What this task involves -
Output every record below exactly as it appears.

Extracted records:
___
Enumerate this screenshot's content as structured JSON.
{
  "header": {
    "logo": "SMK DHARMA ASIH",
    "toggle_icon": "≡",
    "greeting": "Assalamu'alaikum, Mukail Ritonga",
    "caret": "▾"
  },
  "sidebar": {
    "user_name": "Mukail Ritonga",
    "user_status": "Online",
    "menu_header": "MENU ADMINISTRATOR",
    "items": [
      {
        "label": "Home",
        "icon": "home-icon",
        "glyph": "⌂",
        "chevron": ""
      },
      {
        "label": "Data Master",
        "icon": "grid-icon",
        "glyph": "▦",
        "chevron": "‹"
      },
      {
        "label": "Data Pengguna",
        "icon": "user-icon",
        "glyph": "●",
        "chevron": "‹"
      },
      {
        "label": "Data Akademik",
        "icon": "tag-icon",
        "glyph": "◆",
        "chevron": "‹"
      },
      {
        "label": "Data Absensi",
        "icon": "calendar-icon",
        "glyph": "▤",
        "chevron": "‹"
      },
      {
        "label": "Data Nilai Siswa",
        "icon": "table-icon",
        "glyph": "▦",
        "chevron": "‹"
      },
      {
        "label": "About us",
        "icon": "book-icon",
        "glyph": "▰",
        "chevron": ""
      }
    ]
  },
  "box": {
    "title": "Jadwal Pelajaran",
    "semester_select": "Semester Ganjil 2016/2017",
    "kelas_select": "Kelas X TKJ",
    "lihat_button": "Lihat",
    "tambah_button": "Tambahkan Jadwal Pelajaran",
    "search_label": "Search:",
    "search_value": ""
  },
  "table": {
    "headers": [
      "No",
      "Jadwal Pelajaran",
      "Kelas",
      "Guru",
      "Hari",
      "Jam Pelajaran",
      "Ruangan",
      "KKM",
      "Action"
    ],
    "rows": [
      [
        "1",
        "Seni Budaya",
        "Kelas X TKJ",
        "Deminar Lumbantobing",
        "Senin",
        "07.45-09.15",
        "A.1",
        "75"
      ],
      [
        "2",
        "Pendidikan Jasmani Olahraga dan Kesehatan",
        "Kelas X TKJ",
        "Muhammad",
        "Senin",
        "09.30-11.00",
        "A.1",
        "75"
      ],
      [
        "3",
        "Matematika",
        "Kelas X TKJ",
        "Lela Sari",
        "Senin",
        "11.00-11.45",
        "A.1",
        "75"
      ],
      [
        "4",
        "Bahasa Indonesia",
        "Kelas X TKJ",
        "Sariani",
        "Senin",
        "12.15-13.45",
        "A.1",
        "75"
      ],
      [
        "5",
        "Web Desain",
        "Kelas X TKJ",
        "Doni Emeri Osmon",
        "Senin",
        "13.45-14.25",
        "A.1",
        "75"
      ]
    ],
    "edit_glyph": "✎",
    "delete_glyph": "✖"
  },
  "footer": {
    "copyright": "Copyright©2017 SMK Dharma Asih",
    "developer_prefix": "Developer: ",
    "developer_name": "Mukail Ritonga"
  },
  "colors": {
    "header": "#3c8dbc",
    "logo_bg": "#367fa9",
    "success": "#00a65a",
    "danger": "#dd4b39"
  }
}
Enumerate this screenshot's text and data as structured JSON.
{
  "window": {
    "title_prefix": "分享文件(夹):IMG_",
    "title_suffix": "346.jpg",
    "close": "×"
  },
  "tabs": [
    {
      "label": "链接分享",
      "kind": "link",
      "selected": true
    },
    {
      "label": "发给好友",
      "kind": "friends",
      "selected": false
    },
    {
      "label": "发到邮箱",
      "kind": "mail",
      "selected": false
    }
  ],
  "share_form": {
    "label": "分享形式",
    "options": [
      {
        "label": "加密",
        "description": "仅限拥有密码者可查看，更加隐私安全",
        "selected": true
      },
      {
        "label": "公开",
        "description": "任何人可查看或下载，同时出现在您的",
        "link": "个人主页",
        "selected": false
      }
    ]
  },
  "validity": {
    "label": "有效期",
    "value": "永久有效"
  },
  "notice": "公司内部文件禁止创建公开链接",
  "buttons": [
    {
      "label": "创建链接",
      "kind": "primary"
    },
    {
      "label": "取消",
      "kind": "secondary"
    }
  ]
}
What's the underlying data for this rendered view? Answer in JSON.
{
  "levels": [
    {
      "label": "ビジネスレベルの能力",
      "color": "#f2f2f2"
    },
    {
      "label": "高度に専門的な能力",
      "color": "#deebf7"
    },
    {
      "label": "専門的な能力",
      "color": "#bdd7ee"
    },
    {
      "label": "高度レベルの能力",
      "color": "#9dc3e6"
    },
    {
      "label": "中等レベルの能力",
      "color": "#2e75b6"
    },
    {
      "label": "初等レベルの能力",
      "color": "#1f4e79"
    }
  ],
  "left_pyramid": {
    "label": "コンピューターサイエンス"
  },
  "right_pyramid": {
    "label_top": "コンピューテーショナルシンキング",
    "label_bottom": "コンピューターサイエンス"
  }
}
___
Expected answer -
Enumerate this screenshot's content as structured JSON.
{
  "header": {
    "logo": "SMK DHARMA ASIH",
    "toggle_icon": "≡",
    "greeting": "Assalamu'alaikum, Mukail Ritonga",
    "caret": "▾"
  },
  "sidebar": {
    "user_name": "Mukail Ritonga",
    "user_status": "Online",
    "menu_header": "MENU ADMINISTRATOR",
    "items": [
      {
        "label": "Home",
        "icon": "home-icon",
        "glyph": "⌂",
        "chevron": ""
      },
      {
        "label": "Data Master",
        "icon": "grid-icon",
        "glyph": "▦",
        "chevron": "‹"
      },
      {
        "label": "Data Pengguna",
        "icon": "user-icon",
        "glyph": "●",
        "chevron": "‹"
      },
      {
        "label": "Data Akademik",
        "icon": "tag-icon",
        "glyph": "◆",
        "chevron": "‹"
      },
      {
        "label": "Data Absensi",
        "icon": "calendar-icon",
        "glyph": "▤",
        "chevron": "‹"
      },
      {
        "label": "Data Nilai Siswa",
        "icon": "table-icon",
        "glyph": "▦",
        "chevron": "‹"
      },
      {
        "label": "About us",
        "icon": "book-icon",
        "glyph": "▰",
        "chevron": ""
      }
    ]
  },
  "box": {
    "title": "Jadwal Pelajaran",
    "semester_select": "Semester Ganjil 2016/2017",
    "kelas_select": "Kelas X TKJ",
    "lihat_button": "Lihat",
    "tambah_button": "Tambahkan Jadwal Pelajaran",
    "search_label": "Search:",
    "search_value": ""
  },
  "table": {
    "headers": [
      "No",
      "Jadwal Pelajaran",
      "Kelas",
      "Guru",
      "Hari",
      "Jam Pelajaran",
      "Ruangan",
      "KKM",
      "Action"
    ],
    "rows": [
      [
        "1",
        "Seni Budaya",
        "Kelas X TKJ",
        "Deminar Lumbantobing",
        "Senin",
        "07.45-09.15",
        "A.1",
        "75"
      ],
      [
        "2",
        "Pendidikan Jasmani Olahraga dan Kesehatan",
        "Kelas X TKJ",
        "Muhammad",
        "Senin",
        "09.30-11.00",
        "A.1",
        "75"
      ],
      [
        "3",
        "Matematika",
        "Kelas X TKJ",
        "Lela Sari",
        "Senin",
        "11.00-11.45",
        "A.1",
        "75"
      ],
      [
        "4",
        "Bahasa Indonesia",
        "Kelas X TKJ",
        "Sariani",
        "Senin",
        "12.15-13.45",
        "A.1",
        "75"
      ],
      [
        "5",
        "Web Desain",
        "Kelas X TKJ",
        "Doni Emeri Osmon",
        "Senin",
        "13.45-14.25",
        "A.1",
        "75"
      ]
    ],
    "edit_glyph": "✎",
    "delete_glyph": "✖"
  },
  "footer": {
    "copyright": "Copyright©2017 SMK Dharma Asih",
    "developer_prefix": "Developer: ",
    "developer_name": "Mukail Ritonga"
  },
  "colors": {
    "header": "#3c8dbc",
    "logo_bg": "#367fa9",
    "success": "#00a65a",
    "danger": "#dd4b39"
  }
}
Enumerate this screenshot's text and data as structured JSON.
{
  "window": {
    "title_prefix": "分享文件(夹):IMG_",
    "title_suffix": "346.jpg",
    "close": "×"
  },
  "tabs": [
    {
      "label": "链接分享",
      "kind": "link",
      "selected": true
    },
    {
      "label": "发给好友",
      "kind": "friends",
      "selected": false
    },
    {
      "label": "发到邮箱",
      "kind": "mail",
      "selected": false
    }
  ],
  "share_form": {
    "label": "分享形式",
    "options": [
      {
        "label": "加密",
        "description": "仅限拥有密码者可查看，更加隐私安全",
        "selected": true
      },
      {
        "label": "公开",
        "description": "任何人可查看或下载，同时出现在您的",
        "link": "个人主页",
        "selected": false
      }
    ]
  },
  "validity": {
    "label": "有效期",
    "value": "永久有效"
  },
  "notice": "公司内部文件禁止创建公开链接",
  "buttons": [
    {
      "label": "创建链接",
      "kind": "primary"
    },
    {
      "label": "取消",
      "kind": "secondary"
    }
  ]
}
What's the underlying data for this rendered view? Answer in JSON.
{
  "levels": [
    {
      "label": "ビジネスレベルの能力",
      "color": "#f2f2f2"
    },
    {
      "label": "高度に専門的な能力",
      "color": "#deebf7"
    },
    {
      "label": "専門的な能力",
      "color": "#bdd7ee"
    },
    {
      "label": "高度レベルの能力",
      "color": "#9dc3e6"
    },
    {
      "label": "中等レベルの能力",
      "color": "#2e75b6"
    },
    {
      "label": "初等レベルの能力",
      "color": "#1f4e79"
    }
  ],
  "left_pyramid": {
    "label": "コンピューターサイエンス"
  },
  "right_pyramid": {
    "label_top": "コンピューテーショナルシンキング",
    "label_bottom": "コンピューターサイエンス"
  }
}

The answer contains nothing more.